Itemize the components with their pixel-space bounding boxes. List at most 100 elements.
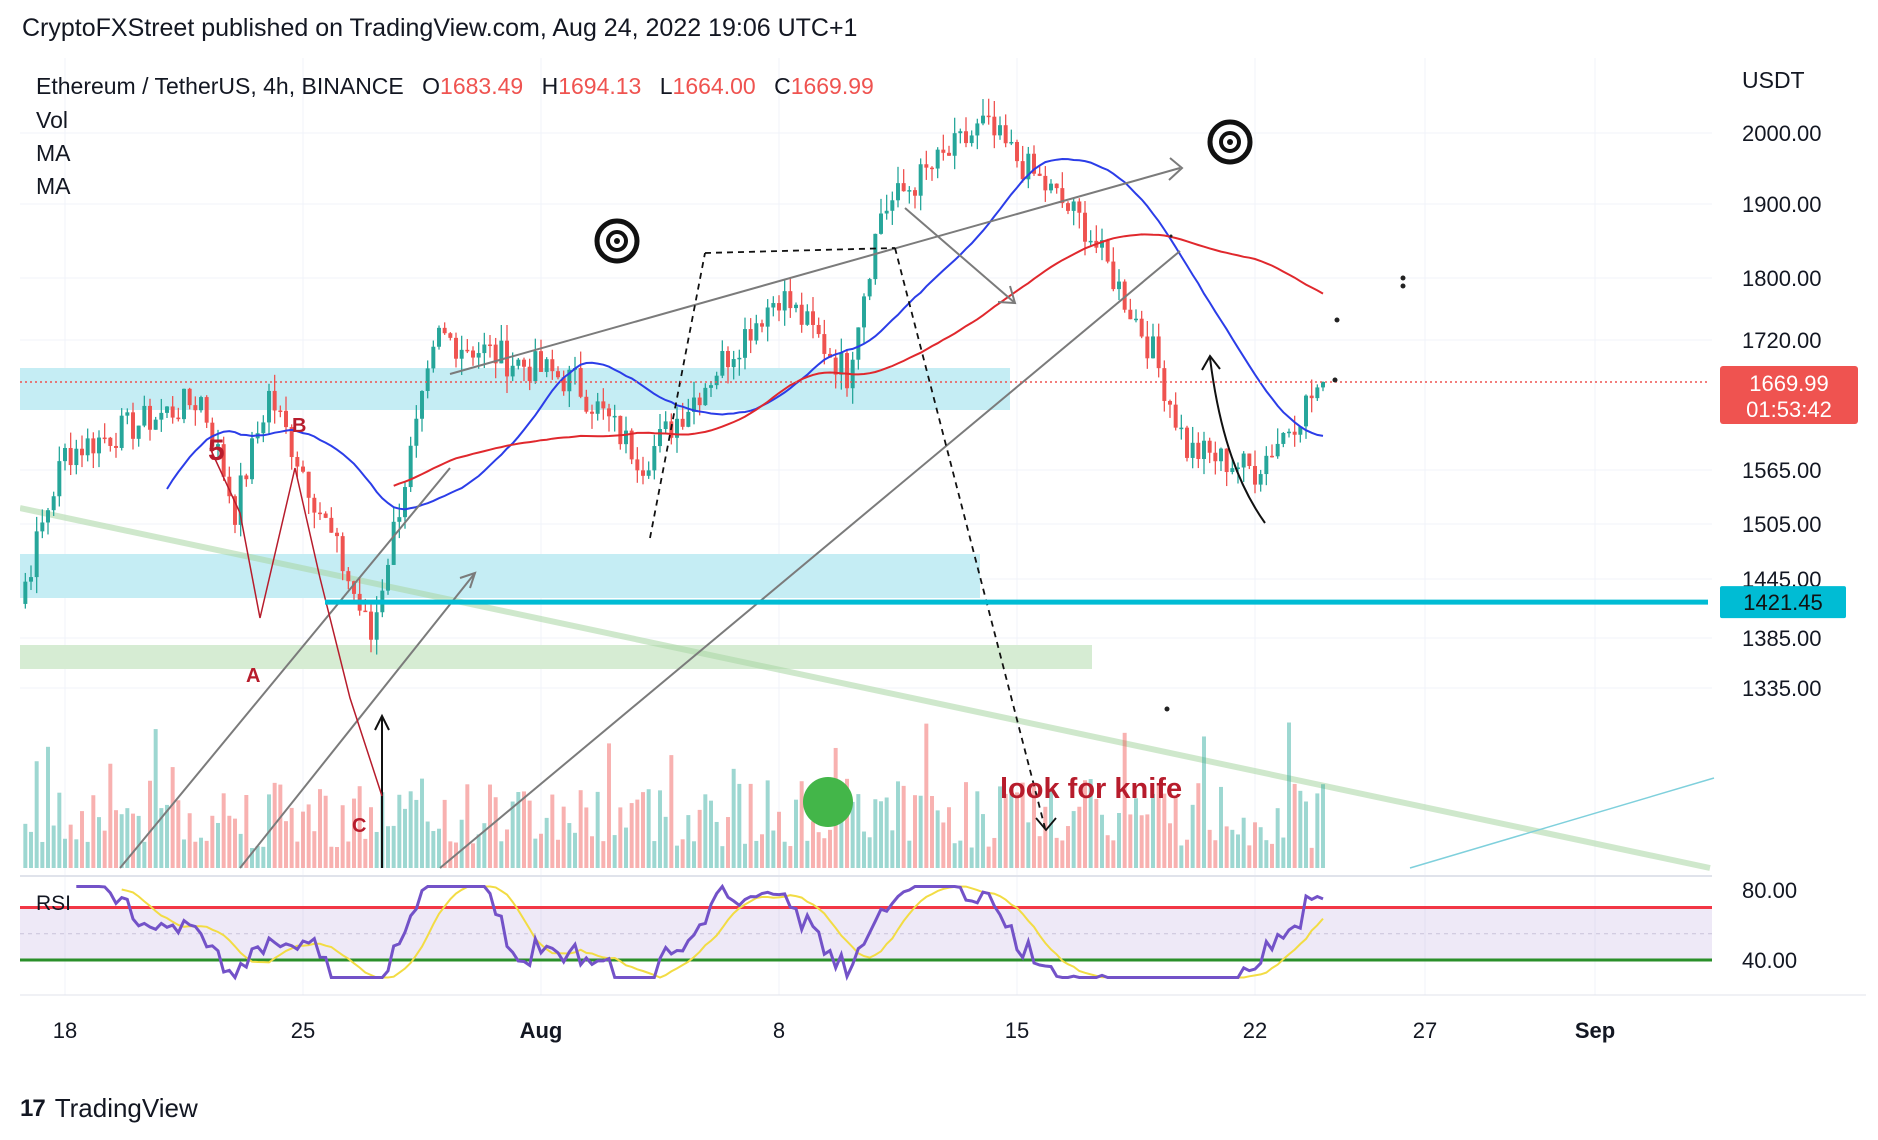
footer-brand[interactable]: 17 TradingView	[20, 1093, 198, 1124]
volume-bar	[992, 837, 997, 868]
volume-bar	[244, 795, 249, 868]
price-chart[interactable]: 5 B A C look for knife RSI Ethereum / Te…	[19, 58, 1866, 1073]
price-axis[interactable]: USDT 2000.00 1900.00 1800.00 1720.00 1565.00…	[1742, 67, 1822, 701]
candle-body	[1196, 442, 1201, 459]
candle-body	[1026, 153, 1031, 180]
candle-body	[108, 437, 113, 446]
candle-body	[714, 375, 719, 386]
candle-body	[74, 448, 79, 466]
candle-body	[272, 390, 277, 411]
volume-bar	[867, 837, 872, 868]
legend-timeframe: 4h	[263, 73, 289, 99]
legend: Ethereum / TetherUS, 4h, BINANCE O1683.4…	[36, 73, 874, 199]
candle-body	[278, 410, 283, 412]
candle-body	[1128, 309, 1133, 320]
volume-bar	[227, 815, 232, 868]
target-icon-right	[1207, 119, 1253, 165]
candle-body	[697, 397, 702, 406]
volume-bar	[595, 791, 600, 868]
volume-bar	[760, 834, 764, 868]
arrow-head-mid	[459, 571, 477, 589]
volume-bar	[607, 743, 611, 868]
volume-bar	[159, 808, 164, 868]
candle-body	[29, 577, 33, 582]
candle-body	[454, 337, 458, 359]
candle-body	[879, 213, 883, 234]
y-tick-label: 1565.00	[1742, 458, 1822, 483]
candle-body	[1281, 432, 1286, 444]
y-tick-label: 1900.00	[1742, 192, 1822, 217]
candle-body	[629, 430, 634, 460]
volume-bar	[1202, 736, 1206, 868]
volume-bar	[40, 841, 45, 868]
volume-bar	[516, 792, 521, 868]
volume-bar	[119, 814, 124, 868]
candle-body	[369, 611, 373, 640]
currency-label: USDT	[1742, 67, 1805, 93]
candle-body	[958, 131, 963, 134]
volume-bar	[425, 821, 430, 868]
candle-body	[709, 385, 713, 388]
volume-bar	[907, 840, 912, 868]
candle-body	[465, 349, 470, 352]
volume-bar	[771, 830, 776, 868]
candle-body	[80, 448, 84, 456]
candle-body	[142, 405, 147, 426]
candle-body	[318, 512, 322, 515]
volume-bar	[165, 804, 169, 868]
volume-bar	[567, 823, 572, 868]
volume-bar	[221, 793, 226, 868]
volume-bar	[1043, 806, 1048, 868]
last-price-badge[interactable]: 1669.99 01:53:42	[1720, 365, 1858, 424]
candle-body	[782, 291, 787, 311]
volume-bar	[23, 823, 28, 868]
volume-bar	[1207, 829, 1212, 868]
volume-bar	[1134, 798, 1138, 868]
volume-bar	[669, 755, 674, 868]
candle-body	[1219, 448, 1223, 462]
volume-bar	[148, 780, 152, 868]
dashed-flat	[704, 247, 896, 254]
wave-path-c	[319, 577, 383, 797]
candle-body	[862, 296, 866, 328]
time-axis[interactable]: 18 25 Aug 8 15 22 27 Sep	[53, 1018, 1615, 1043]
candle-body	[692, 397, 696, 412]
last-price-value: 1669.99	[1749, 371, 1829, 396]
chart-area[interactable]: 5 B A C look for knife RSI Ethereum / Te…	[19, 58, 1866, 1073]
volume-bar	[635, 799, 640, 868]
candle-body	[1049, 183, 1053, 191]
volume-bar	[969, 847, 974, 868]
grid-lines	[20, 58, 1712, 995]
volume-bar	[1151, 793, 1155, 868]
candle-body	[233, 496, 237, 525]
volume-bar	[794, 799, 798, 868]
candle-body	[975, 123, 980, 136]
candle-body	[306, 471, 311, 498]
candle-body	[442, 327, 447, 334]
volume-bar	[1032, 785, 1036, 868]
candle-body	[97, 437, 101, 454]
candle-body	[1185, 427, 1189, 458]
candle-body	[391, 521, 396, 565]
volume-bar	[663, 816, 668, 868]
volume-bar	[1139, 815, 1144, 868]
volume-bar	[182, 839, 186, 868]
volume-bar	[1224, 826, 1229, 868]
channel-line-top	[449, 167, 1181, 375]
volume-bar	[1088, 779, 1093, 868]
volume-bar	[420, 778, 424, 868]
candle-body	[250, 438, 254, 480]
volume-bar	[1179, 845, 1184, 868]
x-tick-label: 18	[53, 1018, 77, 1043]
volume-bar	[601, 841, 606, 868]
volume-bar	[142, 841, 147, 868]
legend-c-label: C	[774, 73, 791, 99]
candle-body	[57, 461, 62, 497]
candle-body	[119, 415, 124, 448]
volume-bar	[1049, 788, 1053, 868]
candle-body	[1304, 395, 1308, 427]
candle-body	[227, 476, 232, 497]
volume-bar	[34, 761, 39, 868]
level-badge[interactable]: 1421.45	[1720, 586, 1846, 619]
volume-bars	[23, 722, 1325, 868]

—————

- Exercise directions -
Rewrite every line of the rows above as a JSON list of strings, one string per line, with blank lines skipped and the pictures left out.

- Exercise solution -
[
  "Itemize the components with their pixel-space bounding boxes. List at most 100 elements.",
  "footer-brand[interactable]: 17 TradingView\t[20, 1093, 198, 1124]",
  "volume-bar\t[992, 837, 997, 868]",
  "volume-bar\t[244, 795, 249, 868]",
  "price-chart[interactable]: 5 B A C look for knife RSI Ethereum / Te…\t[19, 58, 1866, 1073]",
  "price-axis[interactable]: USDT 2000.00 1900.00 1800.00 1720.00 1565.00…\t[1742, 67, 1822, 701]",
  "candle-body\t[1196, 442, 1201, 459]",
  "candle-body\t[1026, 153, 1031, 180]",
  "candle-body\t[108, 437, 113, 446]",
  "candle-body\t[714, 375, 719, 386]",
  "candle-body\t[74, 448, 79, 466]",
  "candle-body\t[272, 390, 277, 411]",
  "volume-bar\t[867, 837, 872, 868]",
  "legend-timeframe: 4h\t[263, 73, 289, 99]",
  "legend: Ethereum / TetherUS, 4h, BINANCE O1683.4…\t[36, 73, 874, 199]",
  "candle-body\t[278, 410, 283, 412]",
  "candle-body\t[1128, 309, 1133, 320]",
  "volume-bar\t[227, 815, 232, 868]",
  "target-icon-right\t[1207, 119, 1253, 165]",
  "candle-body\t[697, 397, 702, 406]",
  "volume-bar\t[595, 791, 600, 868]",
  "volume-bar\t[760, 834, 764, 868]",
  "arrow-head-mid\t[459, 571, 477, 589]",
  "volume-bar\t[607, 743, 611, 868]",
  "volume-bar\t[159, 808, 164, 868]",
  "candle-body\t[29, 577, 33, 582]",
  "candle-body\t[454, 337, 458, 359]",
  "candle-body\t[879, 213, 883, 234]",
  "y-tick-label: 1565.00\t[1742, 458, 1822, 483]",
  "candle-body\t[1281, 432, 1286, 444]",
  "y-tick-label: 1900.00\t[1742, 192, 1822, 217]",
  "candle-body\t[629, 430, 634, 460]",
  "volume-bar\t[1202, 736, 1206, 868]",
  "volume-bar\t[40, 841, 45, 868]",
  "volume-bar\t[516, 792, 521, 868]",
  "volume-bar\t[119, 814, 124, 868]",
  "candle-body\t[369, 611, 373, 640]",
  "currency-label: USDT\t[1742, 67, 1805, 93]",
  "candle-body\t[958, 131, 963, 134]",
  "volume-bar\t[425, 821, 430, 868]",
  "candle-body\t[709, 385, 713, 388]",
  "volume-bar\t[907, 840, 912, 868]",
  "candle-body\t[465, 349, 470, 352]",
  "volume-bar\t[771, 830, 776, 868]",
  "candle-body\t[80, 448, 84, 456]",
  "candle-body\t[142, 405, 147, 426]",
  "candle-body\t[318, 512, 322, 515]",
  "volume-bar\t[165, 804, 169, 868]",
  "volume-bar\t[567, 823, 572, 868]",
  "volume-bar\t[221, 793, 226, 868]",
  "volume-bar\t[1043, 806, 1048, 868]",
  "last-price-badge[interactable]: 1669.99 01:53:42\t[1720, 365, 1858, 424]",
  "candle-body\t[782, 291, 787, 311]",
  "volume-bar\t[23, 823, 28, 868]",
  "volume-bar\t[1207, 829, 1212, 868]",
  "volume-bar\t[1134, 798, 1138, 868]",
  "volume-bar\t[669, 755, 674, 868]",
  "candle-body\t[1219, 448, 1223, 462]",
  "volume-bar\t[148, 780, 152, 868]",
  "dashed-flat\t[704, 247, 896, 254]",
  "wave-path-c\t[319, 577, 383, 797]",
  "candle-body\t[862, 296, 866, 328]",
  "time-axis[interactable]: 18 25 Aug 8 15 22 27 Sep\t[53, 1018, 1615, 1043]",
  "candle-body\t[692, 397, 696, 412]",
  "last-price-value: 1669.99\t[1749, 371, 1829, 396]",
  "chart-area[interactable]: 5 B A C look for knife RSI Ethereum / Te…\t[19, 58, 1866, 1073]",
  "volume-bar\t[635, 799, 640, 868]",
  "candle-body\t[1049, 183, 1053, 191]",
  "volume-bar\t[969, 847, 974, 868]",
  "grid-lines\t[20, 58, 1712, 995]",
  "volume-bar\t[1151, 793, 1155, 868]",
  "candle-body\t[233, 496, 237, 525]",
  "volume-bar\t[794, 799, 798, 868]",
  "candle-body\t[975, 123, 980, 136]",
  "candle-body\t[306, 471, 311, 498]",
  "candle-body\t[442, 327, 447, 334]",
  "volume-bar\t[1032, 785, 1036, 868]",
  "candle-body\t[97, 437, 101, 454]",
  "candle-body\t[1185, 427, 1189, 458]",
  "candle-body\t[391, 521, 396, 565]",
  "volume-bar\t[663, 816, 668, 868]",
  "volume-bar\t[1139, 815, 1144, 868]",
  "volume-bar\t[182, 839, 186, 868]",
  "volume-bar\t[1224, 826, 1229, 868]",
  "channel-line-top\t[449, 167, 1181, 375]",
  "volume-bar\t[1088, 779, 1093, 868]",
  "volume-bar\t[420, 778, 424, 868]",
  "candle-body\t[250, 438, 254, 480]",
  "volume-bar\t[1179, 845, 1184, 868]",
  "x-tick-label: 18\t[53, 1018, 77, 1043]",
  "volume-bar\t[601, 841, 606, 868]",
  "volume-bar\t[142, 841, 147, 868]",
  "legend-c-label: C\t[774, 73, 791, 99]",
  "candle-body\t[57, 461, 62, 497]",
  "candle-body\t[119, 415, 124, 448]",
  "volume-bar\t[1049, 788, 1053, 868]",
  "candle-body\t[1304, 395, 1308, 427]",
  "candle-body\t[227, 476, 232, 497]",
  "volume-bar\t[34, 761, 39, 868]",
  "level-badge[interactable]: 1421.45\t[1720, 586, 1846, 619]",
  "volume-bars\t[23, 722, 1325, 868]"
]